• _DATASET RECORDS_:
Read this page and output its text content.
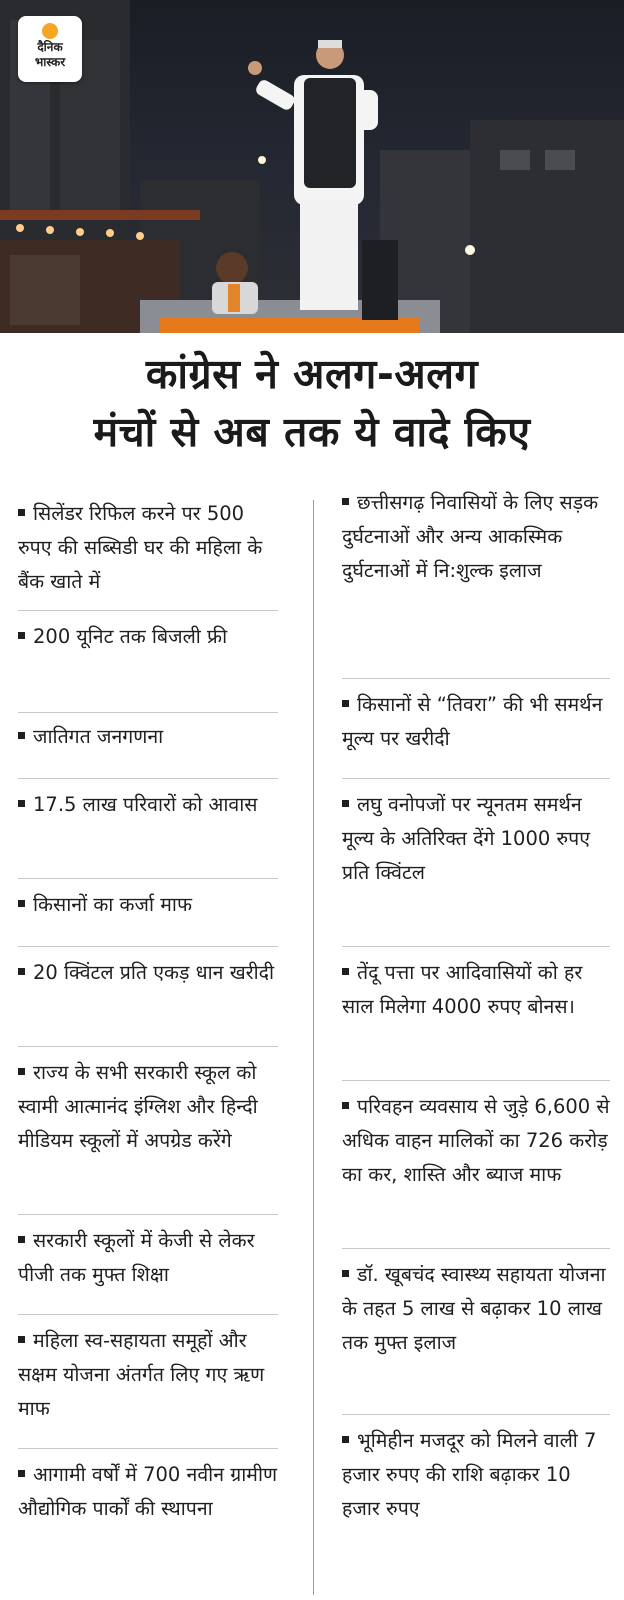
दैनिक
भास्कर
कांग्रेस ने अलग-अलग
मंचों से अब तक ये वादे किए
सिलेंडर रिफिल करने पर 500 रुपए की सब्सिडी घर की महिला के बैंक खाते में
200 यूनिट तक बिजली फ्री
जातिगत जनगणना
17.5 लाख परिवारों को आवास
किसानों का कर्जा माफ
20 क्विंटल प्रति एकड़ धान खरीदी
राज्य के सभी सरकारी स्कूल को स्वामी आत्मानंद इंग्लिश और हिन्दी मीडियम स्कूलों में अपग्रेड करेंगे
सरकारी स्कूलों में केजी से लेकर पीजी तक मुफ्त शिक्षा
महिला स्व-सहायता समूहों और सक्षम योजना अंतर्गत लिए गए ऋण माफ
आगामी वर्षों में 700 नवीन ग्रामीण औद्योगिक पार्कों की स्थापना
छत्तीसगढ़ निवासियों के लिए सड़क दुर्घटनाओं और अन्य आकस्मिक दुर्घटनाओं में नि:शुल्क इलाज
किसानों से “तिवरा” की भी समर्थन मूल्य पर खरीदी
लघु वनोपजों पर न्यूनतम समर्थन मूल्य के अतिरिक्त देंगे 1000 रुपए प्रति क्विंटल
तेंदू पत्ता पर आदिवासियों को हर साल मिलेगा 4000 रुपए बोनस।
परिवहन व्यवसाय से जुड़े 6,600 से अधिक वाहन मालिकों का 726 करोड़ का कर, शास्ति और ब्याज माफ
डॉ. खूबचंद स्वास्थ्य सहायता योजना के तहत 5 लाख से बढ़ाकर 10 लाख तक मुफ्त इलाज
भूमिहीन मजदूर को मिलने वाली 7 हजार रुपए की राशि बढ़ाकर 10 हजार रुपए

• _INSTRUCTION_: Your task is to copy the entries in full and exactly, without any images.

• _FINISHED ANSWER_:
Read this page and output its text content.
दैनिक
भास्कर
कांग्रेस ने अलग-अलग
मंचों से अब तक ये वादे किए
सिलेंडर रिफिल करने पर 500 रुपए की सब्सिडी घर की महिला के बैंक खाते में
200 यूनिट तक बिजली फ्री
जातिगत जनगणना
17.5 लाख परिवारों को आवास
किसानों का कर्जा माफ
20 क्विंटल प्रति एकड़ धान खरीदी
राज्य के सभी सरकारी स्कूल को स्वामी आत्मानंद इंग्लिश और हिन्दी मीडियम स्कूलों में अपग्रेड करेंगे
सरकारी स्कूलों में केजी से लेकर पीजी तक मुफ्त शिक्षा
महिला स्व-सहायता समूहों और सक्षम योजना अंतर्गत लिए गए ऋण माफ
आगामी वर्षों में 700 नवीन ग्रामीण औद्योगिक पार्कों की स्थापना
छत्तीसगढ़ निवासियों के लिए सड़क दुर्घटनाओं और अन्य आकस्मिक दुर्घटनाओं में नि:शुल्क इलाज
किसानों से “तिवरा” की भी समर्थन मूल्य पर खरीदी
लघु वनोपजों पर न्यूनतम समर्थन मूल्य के अतिरिक्त देंगे 1000 रुपए प्रति क्विंटल
तेंदू पत्ता पर आदिवासियों को हर साल मिलेगा 4000 रुपए बोनस।
परिवहन व्यवसाय से जुड़े 6,600 से अधिक वाहन मालिकों का 726 करोड़ का कर, शास्ति और ब्याज माफ
डॉ. खूबचंद स्वास्थ्य सहायता योजना के तहत 5 लाख से बढ़ाकर 10 लाख तक मुफ्त इलाज
भूमिहीन मजदूर को मिलने वाली 7 हजार रुपए की राशि बढ़ाकर 10 हजार रुपए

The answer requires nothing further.